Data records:

● ● ● ● ●

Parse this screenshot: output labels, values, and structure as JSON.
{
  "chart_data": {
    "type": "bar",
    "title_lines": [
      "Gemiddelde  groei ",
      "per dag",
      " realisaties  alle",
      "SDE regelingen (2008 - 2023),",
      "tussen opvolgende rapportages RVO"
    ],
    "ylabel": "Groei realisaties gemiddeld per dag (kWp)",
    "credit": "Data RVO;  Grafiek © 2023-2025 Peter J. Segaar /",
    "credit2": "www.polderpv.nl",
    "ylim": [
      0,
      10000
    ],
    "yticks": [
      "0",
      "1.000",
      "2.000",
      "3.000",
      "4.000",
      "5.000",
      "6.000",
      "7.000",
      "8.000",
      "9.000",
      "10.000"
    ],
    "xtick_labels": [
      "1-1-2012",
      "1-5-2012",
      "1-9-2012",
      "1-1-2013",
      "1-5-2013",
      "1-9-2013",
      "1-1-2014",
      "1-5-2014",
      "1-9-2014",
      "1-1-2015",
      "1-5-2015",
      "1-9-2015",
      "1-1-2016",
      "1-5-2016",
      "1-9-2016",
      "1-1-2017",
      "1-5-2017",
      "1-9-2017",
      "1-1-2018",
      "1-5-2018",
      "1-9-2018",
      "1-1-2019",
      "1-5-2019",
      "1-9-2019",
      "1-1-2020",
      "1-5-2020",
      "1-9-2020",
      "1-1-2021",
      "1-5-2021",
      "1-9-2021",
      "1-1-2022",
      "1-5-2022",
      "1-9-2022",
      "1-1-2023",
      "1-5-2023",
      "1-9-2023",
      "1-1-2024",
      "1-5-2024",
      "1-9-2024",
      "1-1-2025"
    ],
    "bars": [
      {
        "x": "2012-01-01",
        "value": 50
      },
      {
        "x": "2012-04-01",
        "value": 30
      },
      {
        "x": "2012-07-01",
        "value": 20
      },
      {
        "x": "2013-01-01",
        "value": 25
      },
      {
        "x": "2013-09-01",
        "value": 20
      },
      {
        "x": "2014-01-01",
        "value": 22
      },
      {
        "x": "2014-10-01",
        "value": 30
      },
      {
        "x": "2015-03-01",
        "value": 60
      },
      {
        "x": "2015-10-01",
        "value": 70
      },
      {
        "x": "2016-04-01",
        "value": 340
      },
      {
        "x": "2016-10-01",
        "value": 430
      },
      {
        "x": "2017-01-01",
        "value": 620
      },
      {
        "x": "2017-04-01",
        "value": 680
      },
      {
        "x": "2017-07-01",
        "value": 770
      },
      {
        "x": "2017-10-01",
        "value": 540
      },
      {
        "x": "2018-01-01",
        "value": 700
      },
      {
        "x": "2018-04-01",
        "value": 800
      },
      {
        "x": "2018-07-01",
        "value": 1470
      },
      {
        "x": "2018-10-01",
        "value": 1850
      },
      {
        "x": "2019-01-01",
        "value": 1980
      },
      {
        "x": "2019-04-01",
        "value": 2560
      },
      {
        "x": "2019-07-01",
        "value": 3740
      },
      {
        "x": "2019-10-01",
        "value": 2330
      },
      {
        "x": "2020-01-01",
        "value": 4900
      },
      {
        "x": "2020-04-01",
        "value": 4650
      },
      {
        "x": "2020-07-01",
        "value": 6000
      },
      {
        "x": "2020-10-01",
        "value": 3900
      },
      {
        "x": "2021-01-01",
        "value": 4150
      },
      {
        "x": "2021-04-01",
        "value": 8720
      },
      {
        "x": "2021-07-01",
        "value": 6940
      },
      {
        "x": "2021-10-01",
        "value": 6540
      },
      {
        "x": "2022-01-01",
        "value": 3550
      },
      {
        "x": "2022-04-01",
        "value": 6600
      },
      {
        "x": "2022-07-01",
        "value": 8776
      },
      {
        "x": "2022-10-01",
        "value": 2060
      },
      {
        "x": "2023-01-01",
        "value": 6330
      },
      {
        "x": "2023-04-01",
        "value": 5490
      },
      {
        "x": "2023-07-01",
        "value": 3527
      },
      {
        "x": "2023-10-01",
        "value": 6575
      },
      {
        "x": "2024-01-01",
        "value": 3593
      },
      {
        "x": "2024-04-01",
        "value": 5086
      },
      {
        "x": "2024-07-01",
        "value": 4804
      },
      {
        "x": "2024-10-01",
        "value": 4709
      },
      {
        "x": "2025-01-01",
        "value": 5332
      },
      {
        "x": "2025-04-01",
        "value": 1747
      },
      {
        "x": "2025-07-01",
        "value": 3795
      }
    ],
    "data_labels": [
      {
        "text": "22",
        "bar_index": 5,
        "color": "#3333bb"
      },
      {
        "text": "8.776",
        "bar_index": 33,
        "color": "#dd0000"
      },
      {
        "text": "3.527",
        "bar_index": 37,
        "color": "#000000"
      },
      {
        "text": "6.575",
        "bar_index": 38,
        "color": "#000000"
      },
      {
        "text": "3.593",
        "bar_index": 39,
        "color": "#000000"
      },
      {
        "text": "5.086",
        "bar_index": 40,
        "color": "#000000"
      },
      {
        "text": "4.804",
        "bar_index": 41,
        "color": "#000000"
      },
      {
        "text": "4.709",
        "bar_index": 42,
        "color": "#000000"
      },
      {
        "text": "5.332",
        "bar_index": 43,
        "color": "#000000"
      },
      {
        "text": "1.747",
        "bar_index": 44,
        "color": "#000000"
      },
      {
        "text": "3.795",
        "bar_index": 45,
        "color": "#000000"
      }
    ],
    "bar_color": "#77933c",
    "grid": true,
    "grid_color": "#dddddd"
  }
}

● ● ● ● ●

* Written exercise
Give an exact repetition of all the material.

* Exercise output
Parse this screenshot: output labels, values, and structure as JSON.
{
  "chart_data": {
    "type": "bar",
    "title_lines": [
      "Gemiddelde  groei ",
      "per dag",
      " realisaties  alle",
      "SDE regelingen (2008 - 2023),",
      "tussen opvolgende rapportages RVO"
    ],
    "ylabel": "Groei realisaties gemiddeld per dag (kWp)",
    "credit": "Data RVO;  Grafiek © 2023-2025 Peter J. Segaar /",
    "credit2": "www.polderpv.nl",
    "ylim": [
      0,
      10000
    ],
    "yticks": [
      "0",
      "1.000",
      "2.000",
      "3.000",
      "4.000",
      "5.000",
      "6.000",
      "7.000",
      "8.000",
      "9.000",
      "10.000"
    ],
    "xtick_labels": [
      "1-1-2012",
      "1-5-2012",
      "1-9-2012",
      "1-1-2013",
      "1-5-2013",
      "1-9-2013",
      "1-1-2014",
      "1-5-2014",
      "1-9-2014",
      "1-1-2015",
      "1-5-2015",
      "1-9-2015",
      "1-1-2016",
      "1-5-2016",
      "1-9-2016",
      "1-1-2017",
      "1-5-2017",
      "1-9-2017",
      "1-1-2018",
      "1-5-2018",
      "1-9-2018",
      "1-1-2019",
      "1-5-2019",
      "1-9-2019",
      "1-1-2020",
      "1-5-2020",
      "1-9-2020",
      "1-1-2021",
      "1-5-2021",
      "1-9-2021",
      "1-1-2022",
      "1-5-2022",
      "1-9-2022",
      "1-1-2023",
      "1-5-2023",
      "1-9-2023",
      "1-1-2024",
      "1-5-2024",
      "1-9-2024",
      "1-1-2025"
    ],
    "bars": [
      {
        "x": "2012-01-01",
        "value": 50
      },
      {
        "x": "2012-04-01",
        "value": 30
      },
      {
        "x": "2012-07-01",
        "value": 20
      },
      {
        "x": "2013-01-01",
        "value": 25
      },
      {
        "x": "2013-09-01",
        "value": 20
      },
      {
        "x": "2014-01-01",
        "value": 22
      },
      {
        "x": "2014-10-01",
        "value": 30
      },
      {
        "x": "2015-03-01",
        "value": 60
      },
      {
        "x": "2015-10-01",
        "value": 70
      },
      {
        "x": "2016-04-01",
        "value": 340
      },
      {
        "x": "2016-10-01",
        "value": 430
      },
      {
        "x": "2017-01-01",
        "value": 620
      },
      {
        "x": "2017-04-01",
        "value": 680
      },
      {
        "x": "2017-07-01",
        "value": 770
      },
      {
        "x": "2017-10-01",
        "value": 540
      },
      {
        "x": "2018-01-01",
        "value": 700
      },
      {
        "x": "2018-04-01",
        "value": 800
      },
      {
        "x": "2018-07-01",
        "value": 1470
      },
      {
        "x": "2018-10-01",
        "value": 1850
      },
      {
        "x": "2019-01-01",
        "value": 1980
      },
      {
        "x": "2019-04-01",
        "value": 2560
      },
      {
        "x": "2019-07-01",
        "value": 3740
      },
      {
        "x": "2019-10-01",
        "value": 2330
      },
      {
        "x": "2020-01-01",
        "value": 4900
      },
      {
        "x": "2020-04-01",
        "value": 4650
      },
      {
        "x": "2020-07-01",
        "value": 6000
      },
      {
        "x": "2020-10-01",
        "value": 3900
      },
      {
        "x": "2021-01-01",
        "value": 4150
      },
      {
        "x": "2021-04-01",
        "value": 8720
      },
      {
        "x": "2021-07-01",
        "value": 6940
      },
      {
        "x": "2021-10-01",
        "value": 6540
      },
      {
        "x": "2022-01-01",
        "value": 3550
      },
      {
        "x": "2022-04-01",
        "value": 6600
      },
      {
        "x": "2022-07-01",
        "value": 8776
      },
      {
        "x": "2022-10-01",
        "value": 2060
      },
      {
        "x": "2023-01-01",
        "value": 6330
      },
      {
        "x": "2023-04-01",
        "value": 5490
      },
      {
        "x": "2023-07-01",
        "value": 3527
      },
      {
        "x": "2023-10-01",
        "value": 6575
      },
      {
        "x": "2024-01-01",
        "value": 3593
      },
      {
        "x": "2024-04-01",
        "value": 5086
      },
      {
        "x": "2024-07-01",
        "value": 4804
      },
      {
        "x": "2024-10-01",
        "value": 4709
      },
      {
        "x": "2025-01-01",
        "value": 5332
      },
      {
        "x": "2025-04-01",
        "value": 1747
      },
      {
        "x": "2025-07-01",
        "value": 3795
      }
    ],
    "data_labels": [
      {
        "text": "22",
        "bar_index": 5,
        "color": "#3333bb"
      },
      {
        "text": "8.776",
        "bar_index": 33,
        "color": "#dd0000"
      },
      {
        "text": "3.527",
        "bar_index": 37,
        "color": "#000000"
      },
      {
        "text": "6.575",
        "bar_index": 38,
        "color": "#000000"
      },
      {
        "text": "3.593",
        "bar_index": 39,
        "color": "#000000"
      },
      {
        "text": "5.086",
        "bar_index": 40,
        "color": "#000000"
      },
      {
        "text": "4.804",
        "bar_index": 41,
        "color": "#000000"
      },
      {
        "text": "4.709",
        "bar_index": 42,
        "color": "#000000"
      },
      {
        "text": "5.332",
        "bar_index": 43,
        "color": "#000000"
      },
      {
        "text": "1.747",
        "bar_index": 44,
        "color": "#000000"
      },
      {
        "text": "3.795",
        "bar_index": 45,
        "color": "#000000"
      }
    ],
    "bar_color": "#77933c",
    "grid": true,
    "grid_color": "#dddddd"
  }
}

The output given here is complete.